■ **What the task requires**:
Write out every record in full, exactly as written, please.

* begin Source material *

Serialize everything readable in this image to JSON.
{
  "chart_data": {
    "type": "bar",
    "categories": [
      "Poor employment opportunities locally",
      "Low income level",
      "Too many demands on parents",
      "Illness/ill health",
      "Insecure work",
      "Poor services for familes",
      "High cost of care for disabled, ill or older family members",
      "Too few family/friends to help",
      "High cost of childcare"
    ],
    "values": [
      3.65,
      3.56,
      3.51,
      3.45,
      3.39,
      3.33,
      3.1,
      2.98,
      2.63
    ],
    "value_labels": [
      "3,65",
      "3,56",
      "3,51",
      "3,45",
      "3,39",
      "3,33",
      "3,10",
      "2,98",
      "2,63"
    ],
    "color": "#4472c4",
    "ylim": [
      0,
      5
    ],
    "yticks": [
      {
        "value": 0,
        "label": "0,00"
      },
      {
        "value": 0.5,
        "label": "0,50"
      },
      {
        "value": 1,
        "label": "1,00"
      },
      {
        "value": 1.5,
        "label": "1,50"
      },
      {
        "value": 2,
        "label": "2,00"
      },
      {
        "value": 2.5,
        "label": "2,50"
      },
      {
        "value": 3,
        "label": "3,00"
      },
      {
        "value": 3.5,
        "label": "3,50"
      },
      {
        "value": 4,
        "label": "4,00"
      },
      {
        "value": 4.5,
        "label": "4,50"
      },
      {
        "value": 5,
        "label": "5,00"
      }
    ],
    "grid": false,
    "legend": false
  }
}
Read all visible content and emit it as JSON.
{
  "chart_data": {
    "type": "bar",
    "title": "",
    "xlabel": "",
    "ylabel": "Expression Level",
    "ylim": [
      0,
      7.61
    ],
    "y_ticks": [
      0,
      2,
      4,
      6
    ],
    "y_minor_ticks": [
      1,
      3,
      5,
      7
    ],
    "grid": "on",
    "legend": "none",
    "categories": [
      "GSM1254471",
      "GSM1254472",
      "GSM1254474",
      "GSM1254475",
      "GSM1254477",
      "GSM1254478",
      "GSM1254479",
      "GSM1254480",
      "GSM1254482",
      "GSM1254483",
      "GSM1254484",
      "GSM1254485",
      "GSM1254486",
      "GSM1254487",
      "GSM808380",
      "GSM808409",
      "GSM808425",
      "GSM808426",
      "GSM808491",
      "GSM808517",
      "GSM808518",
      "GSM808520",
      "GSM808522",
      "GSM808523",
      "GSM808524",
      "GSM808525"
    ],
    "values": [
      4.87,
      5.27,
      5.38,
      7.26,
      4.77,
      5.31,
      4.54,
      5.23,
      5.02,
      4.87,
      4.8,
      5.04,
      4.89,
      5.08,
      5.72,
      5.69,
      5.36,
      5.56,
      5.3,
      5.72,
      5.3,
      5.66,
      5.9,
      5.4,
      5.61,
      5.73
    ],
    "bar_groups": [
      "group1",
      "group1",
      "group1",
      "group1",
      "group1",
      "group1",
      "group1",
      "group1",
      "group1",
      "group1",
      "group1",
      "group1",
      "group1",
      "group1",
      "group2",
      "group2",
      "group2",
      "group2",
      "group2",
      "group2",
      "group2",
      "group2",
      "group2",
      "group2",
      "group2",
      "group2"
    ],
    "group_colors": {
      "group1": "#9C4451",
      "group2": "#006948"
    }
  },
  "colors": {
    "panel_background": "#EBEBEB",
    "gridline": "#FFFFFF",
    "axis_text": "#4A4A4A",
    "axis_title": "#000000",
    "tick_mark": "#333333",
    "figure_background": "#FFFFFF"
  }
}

* end Source material *

■ **Output**:
Serialize everything readable in this image to JSON.
{
  "chart_data": {
    "type": "bar",
    "categories": [
      "Poor employment opportunities locally",
      "Low income level",
      "Too many demands on parents",
      "Illness/ill health",
      "Insecure work",
      "Poor services for familes",
      "High cost of care for disabled, ill or older family members",
      "Too few family/friends to help",
      "High cost of childcare"
    ],
    "values": [
      3.65,
      3.56,
      3.51,
      3.45,
      3.39,
      3.33,
      3.1,
      2.98,
      2.63
    ],
    "value_labels": [
      "3,65",
      "3,56",
      "3,51",
      "3,45",
      "3,39",
      "3,33",
      "3,10",
      "2,98",
      "2,63"
    ],
    "color": "#4472c4",
    "ylim": [
      0,
      5
    ],
    "yticks": [
      {
        "value": 0,
        "label": "0,00"
      },
      {
        "value": 0.5,
        "label": "0,50"
      },
      {
        "value": 1,
        "label": "1,00"
      },
      {
        "value": 1.5,
        "label": "1,50"
      },
      {
        "value": 2,
        "label": "2,00"
      },
      {
        "value": 2.5,
        "label": "2,50"
      },
      {
        "value": 3,
        "label": "3,00"
      },
      {
        "value": 3.5,
        "label": "3,50"
      },
      {
        "value": 4,
        "label": "4,00"
      },
      {
        "value": 4.5,
        "label": "4,50"
      },
      {
        "value": 5,
        "label": "5,00"
      }
    ],
    "grid": false,
    "legend": false
  }
}
Read all visible content and emit it as JSON.
{
  "chart_data": {
    "type": "bar",
    "title": "",
    "xlabel": "",
    "ylabel": "Expression Level",
    "ylim": [
      0,
      7.61
    ],
    "y_ticks": [
      0,
      2,
      4,
      6
    ],
    "y_minor_ticks": [
      1,
      3,
      5,
      7
    ],
    "grid": "on",
    "legend": "none",
    "categories": [
      "GSM1254471",
      "GSM1254472",
      "GSM1254474",
      "GSM1254475",
      "GSM1254477",
      "GSM1254478",
      "GSM1254479",
      "GSM1254480",
      "GSM1254482",
      "GSM1254483",
      "GSM1254484",
      "GSM1254485",
      "GSM1254486",
      "GSM1254487",
      "GSM808380",
      "GSM808409",
      "GSM808425",
      "GSM808426",
      "GSM808491",
      "GSM808517",
      "GSM808518",
      "GSM808520",
      "GSM808522",
      "GSM808523",
      "GSM808524",
      "GSM808525"
    ],
    "values": [
      4.87,
      5.27,
      5.38,
      7.26,
      4.77,
      5.31,
      4.54,
      5.23,
      5.02,
      4.87,
      4.8,
      5.04,
      4.89,
      5.08,
      5.72,
      5.69,
      5.36,
      5.56,
      5.3,
      5.72,
      5.3,
      5.66,
      5.9,
      5.4,
      5.61,
      5.73
    ],
    "bar_groups": [
      "group1",
      "group1",
      "group1",
      "group1",
      "group1",
      "group1",
      "group1",
      "group1",
      "group1",
      "group1",
      "group1",
      "group1",
      "group1",
      "group1",
      "group2",
      "group2",
      "group2",
      "group2",
      "group2",
      "group2",
      "group2",
      "group2",
      "group2",
      "group2",
      "group2",
      "group2"
    ],
    "group_colors": {
      "group1": "#9C4451",
      "group2": "#006948"
    }
  },
  "colors": {
    "panel_background": "#EBEBEB",
    "gridline": "#FFFFFF",
    "axis_text": "#4A4A4A",
    "axis_title": "#000000",
    "tick_mark": "#333333",
    "figure_background": "#FFFFFF"
  }
}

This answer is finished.